Items from a dataset
┄┄┄┄┄┄┄┄┄┄┄┄┄┄┄┄┄┄┄┄

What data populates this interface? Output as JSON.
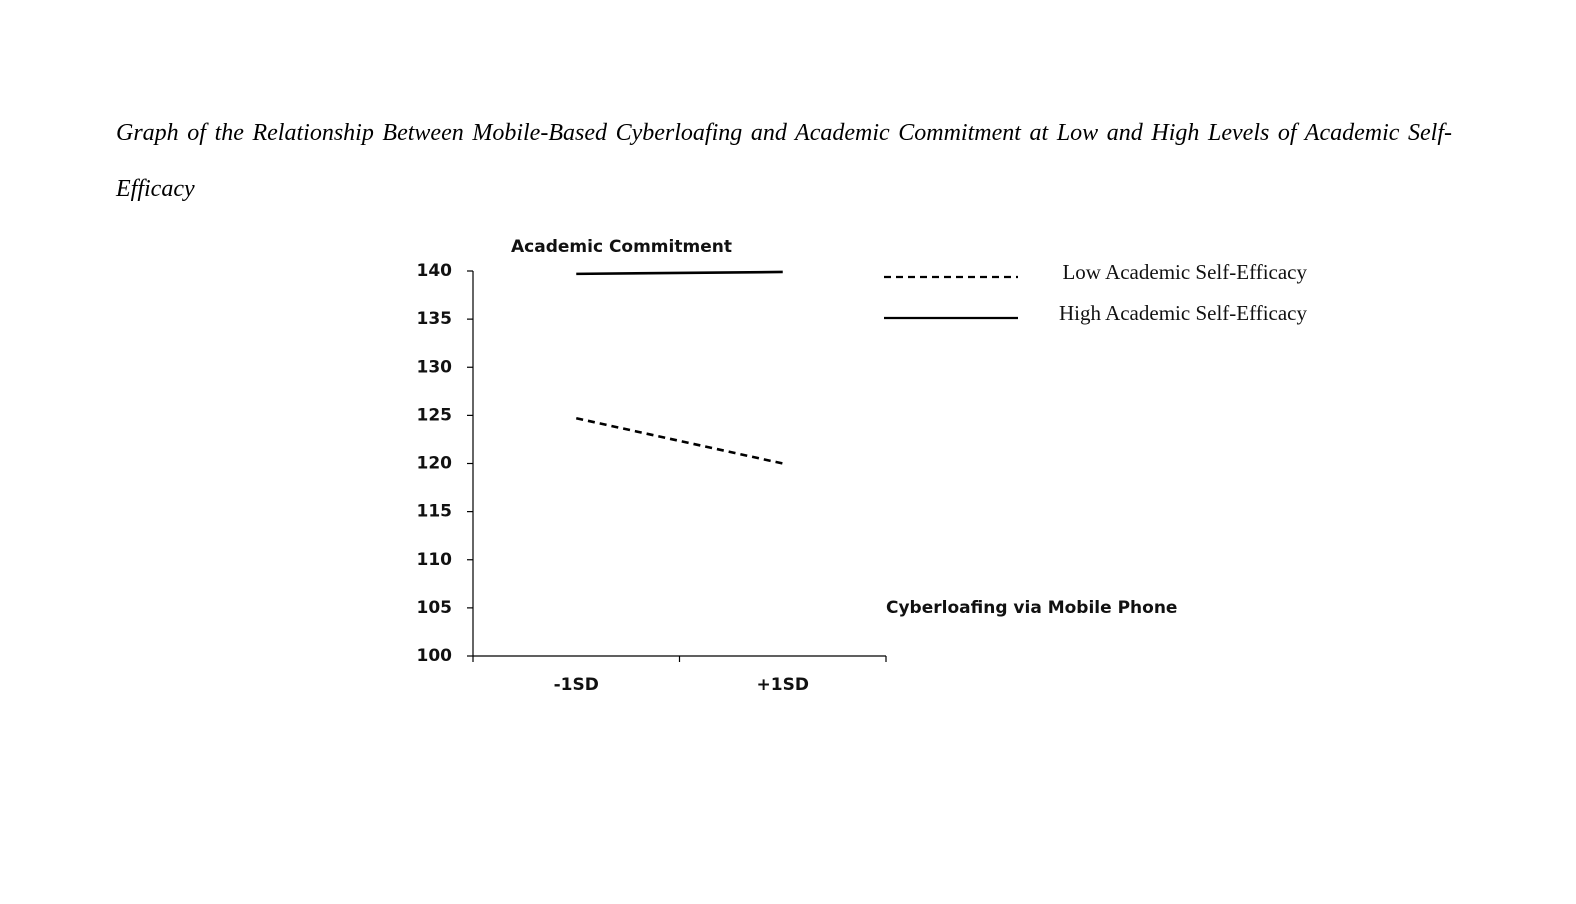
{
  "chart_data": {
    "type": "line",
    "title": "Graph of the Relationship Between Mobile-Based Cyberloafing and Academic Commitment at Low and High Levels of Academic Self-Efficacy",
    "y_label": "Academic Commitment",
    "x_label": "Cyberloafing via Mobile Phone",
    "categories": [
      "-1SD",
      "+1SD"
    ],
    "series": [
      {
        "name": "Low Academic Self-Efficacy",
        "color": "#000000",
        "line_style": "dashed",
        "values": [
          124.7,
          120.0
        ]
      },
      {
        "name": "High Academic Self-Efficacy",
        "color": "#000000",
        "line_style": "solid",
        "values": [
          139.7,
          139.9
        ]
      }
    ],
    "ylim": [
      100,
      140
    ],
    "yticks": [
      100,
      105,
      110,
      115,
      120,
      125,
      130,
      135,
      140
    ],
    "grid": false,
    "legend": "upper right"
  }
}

┄┄┄┄┄┄┄┄┄┄┄┄┄┄┄┄┄┄┄┄

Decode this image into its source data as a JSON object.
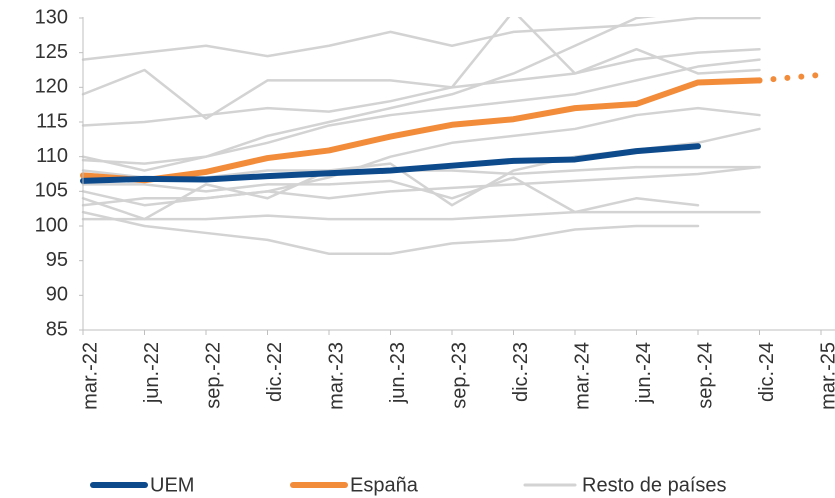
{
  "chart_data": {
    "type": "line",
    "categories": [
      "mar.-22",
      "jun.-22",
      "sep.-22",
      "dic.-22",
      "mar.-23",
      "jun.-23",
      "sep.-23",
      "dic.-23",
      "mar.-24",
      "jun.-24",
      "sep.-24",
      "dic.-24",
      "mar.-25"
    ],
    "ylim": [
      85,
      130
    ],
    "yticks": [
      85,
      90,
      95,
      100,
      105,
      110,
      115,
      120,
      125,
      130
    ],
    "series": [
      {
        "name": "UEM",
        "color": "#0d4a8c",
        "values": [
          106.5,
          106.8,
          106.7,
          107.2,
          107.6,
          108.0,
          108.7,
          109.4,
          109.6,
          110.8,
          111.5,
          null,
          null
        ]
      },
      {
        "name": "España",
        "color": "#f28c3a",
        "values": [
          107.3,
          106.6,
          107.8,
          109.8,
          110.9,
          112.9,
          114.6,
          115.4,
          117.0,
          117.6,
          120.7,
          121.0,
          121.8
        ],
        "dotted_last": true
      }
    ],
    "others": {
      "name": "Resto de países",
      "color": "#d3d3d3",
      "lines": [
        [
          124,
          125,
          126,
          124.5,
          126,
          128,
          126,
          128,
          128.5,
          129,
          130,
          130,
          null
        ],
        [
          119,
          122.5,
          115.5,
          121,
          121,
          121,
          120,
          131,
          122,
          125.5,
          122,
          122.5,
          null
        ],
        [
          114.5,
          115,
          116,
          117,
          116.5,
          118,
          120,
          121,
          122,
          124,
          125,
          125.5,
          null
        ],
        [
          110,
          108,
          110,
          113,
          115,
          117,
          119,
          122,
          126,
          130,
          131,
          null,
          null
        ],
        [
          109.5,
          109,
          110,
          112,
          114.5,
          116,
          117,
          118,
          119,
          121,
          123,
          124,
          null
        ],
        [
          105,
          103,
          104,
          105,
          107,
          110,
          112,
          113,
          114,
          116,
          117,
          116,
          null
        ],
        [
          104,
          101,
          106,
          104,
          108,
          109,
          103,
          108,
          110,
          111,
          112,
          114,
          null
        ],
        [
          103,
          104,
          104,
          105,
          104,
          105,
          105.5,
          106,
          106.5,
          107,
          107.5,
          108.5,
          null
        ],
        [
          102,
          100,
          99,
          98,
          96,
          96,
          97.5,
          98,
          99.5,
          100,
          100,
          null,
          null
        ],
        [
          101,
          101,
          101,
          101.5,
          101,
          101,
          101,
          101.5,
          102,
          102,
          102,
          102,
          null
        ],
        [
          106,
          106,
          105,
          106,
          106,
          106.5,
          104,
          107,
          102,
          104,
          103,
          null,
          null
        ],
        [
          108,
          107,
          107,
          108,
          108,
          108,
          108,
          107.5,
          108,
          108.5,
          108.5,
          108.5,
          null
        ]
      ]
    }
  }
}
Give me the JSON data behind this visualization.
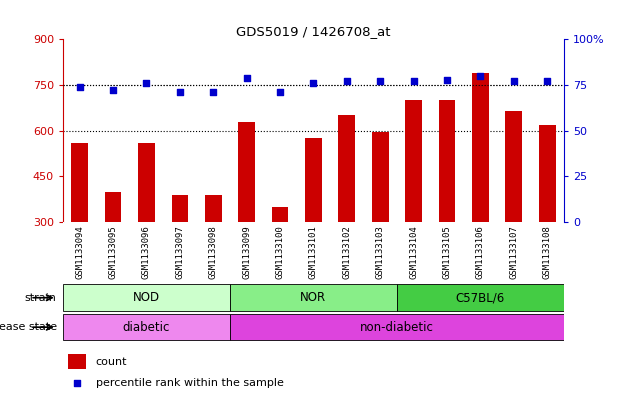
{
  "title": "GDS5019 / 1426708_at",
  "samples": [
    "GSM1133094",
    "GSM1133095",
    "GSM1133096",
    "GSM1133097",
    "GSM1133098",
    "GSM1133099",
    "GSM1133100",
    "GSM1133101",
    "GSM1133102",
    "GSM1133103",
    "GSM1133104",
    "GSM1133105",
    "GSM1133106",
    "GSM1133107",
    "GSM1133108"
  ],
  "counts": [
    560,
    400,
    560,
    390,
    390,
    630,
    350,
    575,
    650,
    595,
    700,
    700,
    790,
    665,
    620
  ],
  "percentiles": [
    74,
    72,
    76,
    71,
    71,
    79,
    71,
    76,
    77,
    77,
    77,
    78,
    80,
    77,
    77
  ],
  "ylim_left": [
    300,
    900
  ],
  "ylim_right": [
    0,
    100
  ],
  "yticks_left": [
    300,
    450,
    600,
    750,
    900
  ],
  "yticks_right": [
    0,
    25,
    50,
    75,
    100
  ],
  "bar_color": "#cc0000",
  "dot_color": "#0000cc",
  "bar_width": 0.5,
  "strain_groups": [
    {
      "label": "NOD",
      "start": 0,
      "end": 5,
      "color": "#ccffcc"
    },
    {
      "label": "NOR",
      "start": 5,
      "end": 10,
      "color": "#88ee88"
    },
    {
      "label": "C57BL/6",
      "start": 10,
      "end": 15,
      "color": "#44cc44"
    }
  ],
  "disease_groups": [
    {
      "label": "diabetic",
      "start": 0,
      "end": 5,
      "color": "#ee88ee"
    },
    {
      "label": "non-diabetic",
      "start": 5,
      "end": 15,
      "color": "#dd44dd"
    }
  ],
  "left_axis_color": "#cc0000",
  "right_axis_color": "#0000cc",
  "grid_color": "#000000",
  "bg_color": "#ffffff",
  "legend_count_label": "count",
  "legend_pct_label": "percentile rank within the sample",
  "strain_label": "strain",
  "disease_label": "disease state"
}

┄┄┄┄┄┄┄┄┄┄┄┄┄┄┄┄┄┄┄┄

From the material above, copy each line that includes the word "Efficacy".

    "title": "Graph of the Relationship Between Mobile-Based Cyberloafing and Academic Commitment at Low and High Levels of Academic Self-Efficacy",
        "name": "Low Academic Self-Efficacy",
        "name": "High Academic Self-Efficacy",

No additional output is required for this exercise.